What to produce>
What is asked for is the whole listing, given again word for word.

==========

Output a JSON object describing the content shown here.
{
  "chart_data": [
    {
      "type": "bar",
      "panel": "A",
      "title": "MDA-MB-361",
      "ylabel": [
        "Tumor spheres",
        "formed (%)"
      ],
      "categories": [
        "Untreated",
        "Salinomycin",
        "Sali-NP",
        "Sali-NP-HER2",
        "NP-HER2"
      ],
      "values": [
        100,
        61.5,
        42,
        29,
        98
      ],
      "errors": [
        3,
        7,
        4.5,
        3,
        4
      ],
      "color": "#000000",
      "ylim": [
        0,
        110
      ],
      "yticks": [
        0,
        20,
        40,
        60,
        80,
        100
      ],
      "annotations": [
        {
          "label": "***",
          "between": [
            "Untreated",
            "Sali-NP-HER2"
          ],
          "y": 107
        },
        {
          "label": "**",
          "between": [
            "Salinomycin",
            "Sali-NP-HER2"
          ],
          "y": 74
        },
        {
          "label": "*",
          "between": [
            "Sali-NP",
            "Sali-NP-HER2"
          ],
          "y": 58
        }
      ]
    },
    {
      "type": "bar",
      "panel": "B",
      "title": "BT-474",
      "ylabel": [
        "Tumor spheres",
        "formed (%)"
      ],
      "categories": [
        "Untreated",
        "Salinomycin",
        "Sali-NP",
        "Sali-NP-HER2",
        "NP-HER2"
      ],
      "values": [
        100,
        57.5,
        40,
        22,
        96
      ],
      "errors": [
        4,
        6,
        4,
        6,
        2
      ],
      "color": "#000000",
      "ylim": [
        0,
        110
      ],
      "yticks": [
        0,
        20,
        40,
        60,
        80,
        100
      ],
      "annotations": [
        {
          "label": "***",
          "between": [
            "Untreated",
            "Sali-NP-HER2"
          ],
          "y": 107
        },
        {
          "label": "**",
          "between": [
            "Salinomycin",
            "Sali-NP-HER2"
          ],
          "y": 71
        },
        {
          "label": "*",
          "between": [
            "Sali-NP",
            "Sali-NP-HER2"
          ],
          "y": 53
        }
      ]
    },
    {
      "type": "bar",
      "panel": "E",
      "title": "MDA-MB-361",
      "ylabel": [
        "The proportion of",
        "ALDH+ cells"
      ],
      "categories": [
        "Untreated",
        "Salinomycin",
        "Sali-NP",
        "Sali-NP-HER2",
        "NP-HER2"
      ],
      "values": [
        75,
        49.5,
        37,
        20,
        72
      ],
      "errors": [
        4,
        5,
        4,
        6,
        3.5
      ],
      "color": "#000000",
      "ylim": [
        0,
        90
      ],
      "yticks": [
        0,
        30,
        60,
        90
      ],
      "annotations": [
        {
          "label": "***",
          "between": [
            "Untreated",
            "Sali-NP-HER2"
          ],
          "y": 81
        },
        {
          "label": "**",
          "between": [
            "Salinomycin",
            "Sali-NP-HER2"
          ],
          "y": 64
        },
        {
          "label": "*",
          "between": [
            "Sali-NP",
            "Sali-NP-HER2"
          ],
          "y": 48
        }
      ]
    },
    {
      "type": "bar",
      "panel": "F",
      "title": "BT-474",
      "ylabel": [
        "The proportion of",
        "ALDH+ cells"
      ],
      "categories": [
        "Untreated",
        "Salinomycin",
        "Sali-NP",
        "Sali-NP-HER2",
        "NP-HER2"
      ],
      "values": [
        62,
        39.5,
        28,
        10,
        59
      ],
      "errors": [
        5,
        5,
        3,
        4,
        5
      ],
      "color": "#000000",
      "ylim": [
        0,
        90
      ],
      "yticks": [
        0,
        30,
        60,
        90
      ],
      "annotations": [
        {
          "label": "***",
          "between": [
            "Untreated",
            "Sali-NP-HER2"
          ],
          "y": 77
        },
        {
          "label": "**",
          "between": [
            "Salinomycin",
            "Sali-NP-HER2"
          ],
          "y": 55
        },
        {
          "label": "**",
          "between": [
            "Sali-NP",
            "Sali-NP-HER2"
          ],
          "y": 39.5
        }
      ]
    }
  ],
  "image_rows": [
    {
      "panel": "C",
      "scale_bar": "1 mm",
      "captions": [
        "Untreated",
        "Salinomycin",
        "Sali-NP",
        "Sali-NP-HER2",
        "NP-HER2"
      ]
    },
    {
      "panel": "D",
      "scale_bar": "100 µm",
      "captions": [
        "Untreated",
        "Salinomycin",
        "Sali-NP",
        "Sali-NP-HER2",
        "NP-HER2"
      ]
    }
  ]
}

==========

Expected answer>
Output a JSON object describing the content shown here.
{
  "chart_data": [
    {
      "type": "bar",
      "panel": "A",
      "title": "MDA-MB-361",
      "ylabel": [
        "Tumor spheres",
        "formed (%)"
      ],
      "categories": [
        "Untreated",
        "Salinomycin",
        "Sali-NP",
        "Sali-NP-HER2",
        "NP-HER2"
      ],
      "values": [
        100,
        61.5,
        42,
        29,
        98
      ],
      "errors": [
        3,
        7,
        4.5,
        3,
        4
      ],
      "color": "#000000",
      "ylim": [
        0,
        110
      ],
      "yticks": [
        0,
        20,
        40,
        60,
        80,
        100
      ],
      "annotations": [
        {
          "label": "***",
          "between": [
            "Untreated",
            "Sali-NP-HER2"
          ],
          "y": 107
        },
        {
          "label": "**",
          "between": [
            "Salinomycin",
            "Sali-NP-HER2"
          ],
          "y": 74
        },
        {
          "label": "*",
          "between": [
            "Sali-NP",
            "Sali-NP-HER2"
          ],
          "y": 58
        }
      ]
    },
    {
      "type": "bar",
      "panel": "B",
      "title": "BT-474",
      "ylabel": [
        "Tumor spheres",
        "formed (%)"
      ],
      "categories": [
        "Untreated",
        "Salinomycin",
        "Sali-NP",
        "Sali-NP-HER2",
        "NP-HER2"
      ],
      "values": [
        100,
        57.5,
        40,
        22,
        96
      ],
      "errors": [
        4,
        6,
        4,
        6,
        2
      ],
      "color": "#000000",
      "ylim": [
        0,
        110
      ],
      "yticks": [
        0,
        20,
        40,
        60,
        80,
        100
      ],
      "annotations": [
        {
          "label": "***",
          "between": [
            "Untreated",
            "Sali-NP-HER2"
          ],
          "y": 107
        },
        {
          "label": "**",
          "between": [
            "Salinomycin",
            "Sali-NP-HER2"
          ],
          "y": 71
        },
        {
          "label": "*",
          "between": [
            "Sali-NP",
            "Sali-NP-HER2"
          ],
          "y": 53
        }
      ]
    },
    {
      "type": "bar",
      "panel": "E",
      "title": "MDA-MB-361",
      "ylabel": [
        "The proportion of",
        "ALDH+ cells"
      ],
      "categories": [
        "Untreated",
        "Salinomycin",
        "Sali-NP",
        "Sali-NP-HER2",
        "NP-HER2"
      ],
      "values": [
        75,
        49.5,
        37,
        20,
        72
      ],
      "errors": [
        4,
        5,
        4,
        6,
        3.5
      ],
      "color": "#000000",
      "ylim": [
        0,
        90
      ],
      "yticks": [
        0,
        30,
        60,
        90
      ],
      "annotations": [
        {
          "label": "***",
          "between": [
            "Untreated",
            "Sali-NP-HER2"
          ],
          "y": 81
        },
        {
          "label": "**",
          "between": [
            "Salinomycin",
            "Sali-NP-HER2"
          ],
          "y": 64
        },
        {
          "label": "*",
          "between": [
            "Sali-NP",
            "Sali-NP-HER2"
          ],
          "y": 48
        }
      ]
    },
    {
      "type": "bar",
      "panel": "F",
      "title": "BT-474",
      "ylabel": [
        "The proportion of",
        "ALDH+ cells"
      ],
      "categories": [
        "Untreated",
        "Salinomycin",
        "Sali-NP",
        "Sali-NP-HER2",
        "NP-HER2"
      ],
      "values": [
        62,
        39.5,
        28,
        10,
        59
      ],
      "errors": [
        5,
        5,
        3,
        4,
        5
      ],
      "color": "#000000",
      "ylim": [
        0,
        90
      ],
      "yticks": [
        0,
        30,
        60,
        90
      ],
      "annotations": [
        {
          "label": "***",
          "between": [
            "Untreated",
            "Sali-NP-HER2"
          ],
          "y": 77
        },
        {
          "label": "**",
          "between": [
            "Salinomycin",
            "Sali-NP-HER2"
          ],
          "y": 55
        },
        {
          "label": "**",
          "between": [
            "Sali-NP",
            "Sali-NP-HER2"
          ],
          "y": 39.5
        }
      ]
    }
  ],
  "image_rows": [
    {
      "panel": "C",
      "scale_bar": "1 mm",
      "captions": [
        "Untreated",
        "Salinomycin",
        "Sali-NP",
        "Sali-NP-HER2",
        "NP-HER2"
      ]
    },
    {
      "panel": "D",
      "scale_bar": "100 µm",
      "captions": [
        "Untreated",
        "Salinomycin",
        "Sali-NP",
        "Sali-NP-HER2",
        "NP-HER2"
      ]
    }
  ]
}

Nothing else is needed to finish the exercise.